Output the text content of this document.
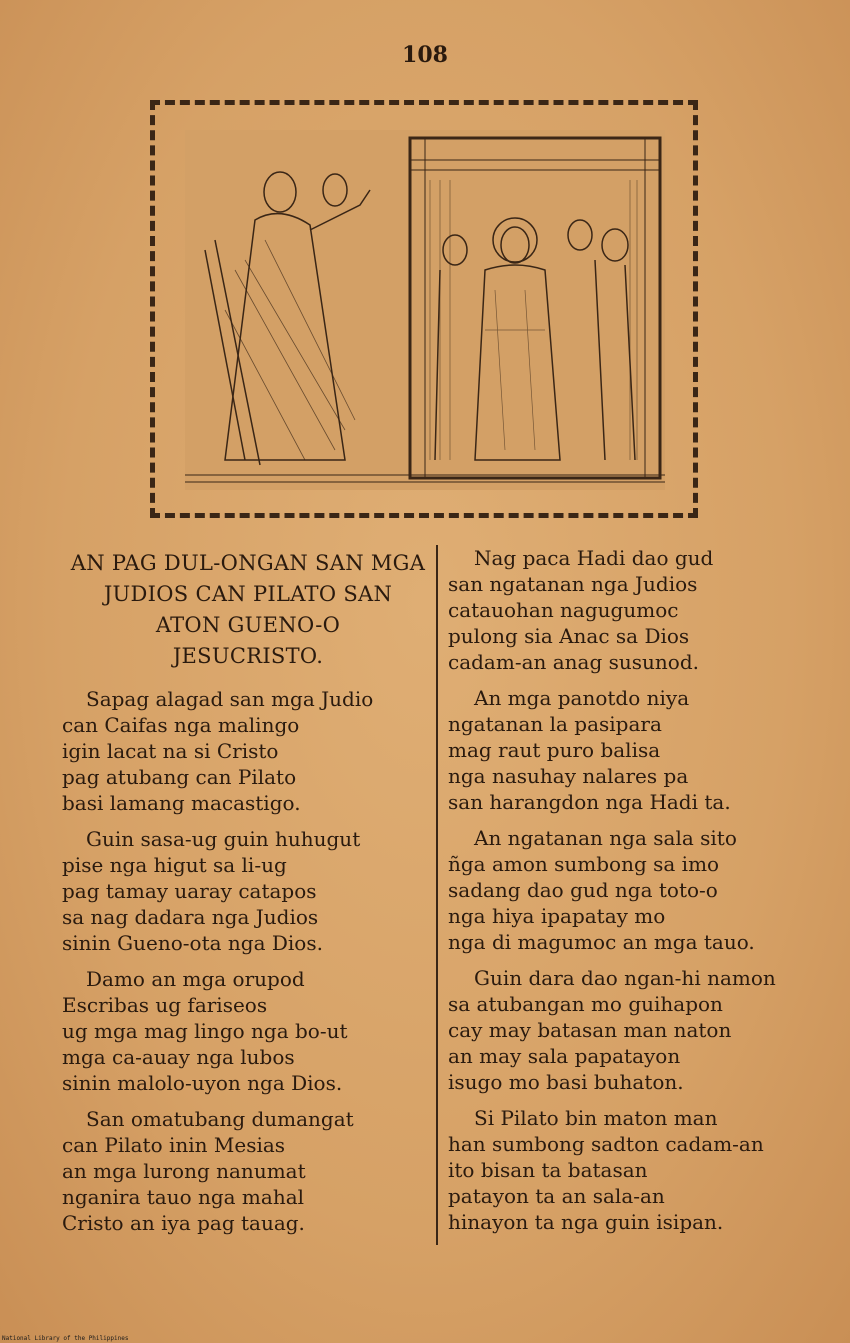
108
AN PAG DUL-ONGAN SAN MGA
JUDIOS CAN PILATO SAN
ATON GUENO-O
JESUCRISTO.
Sapag alagad san mga Judio
can Caifas nga malingo
igin lacat na si Cristo
pag atubang can Pilato
basi lamang macastigo.
Guin sasa-ug guin huhugut
pise nga higut sa li-ug
pag tamay uaray catapos
sa nag dadara nga Judios
sinin Gueno-ota nga Dios.
Damo an mga orupod
Escribas ug fariseos
ug mga mag lingo nga bo-ut
mga ca-auay nga lubos
sinin malolo-uyon nga Dios.
San omatubang dumangat
can Pilato inin Mesias
an mga lurong nanumat
nganira tauo nga mahal
Cristo an iya pag tauag.
Nag paca Hadi dao gud
san ngatanan nga Judios
catauohan nagugumoc
pulong sia Anac sa Dios
cadam-an anag susunod.
An mga panotdo niya
ngatanan la pasipara
mag raut puro balisa
nga nasuhay nalares pa
san harangdon nga Hadi ta.
An ngatanan nga sala sito
ñga amon sumbong sa imo
sadang dao gud nga toto-o
nga hiya ipapatay mo
nga di magumoc an mga tauo.
Guin dara dao ngan-hi namon
sa atubangan mo guihapon
cay may batasan man naton
an may sala papatayon
isugo mo basi buhaton.
Si Pilato bin maton man
han sumbong sadton cadam-an
ito bisan ta batasan
patayon ta an sala-an
hinayon ta nga guin isipan.
National Library of the Philippines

_ _ _ _

Brief:
Review the material and copy each line in which the word "sala" appears.

Final result:
An ngatanan nga sala sito
an may sala papatayon
patayon ta an sala-an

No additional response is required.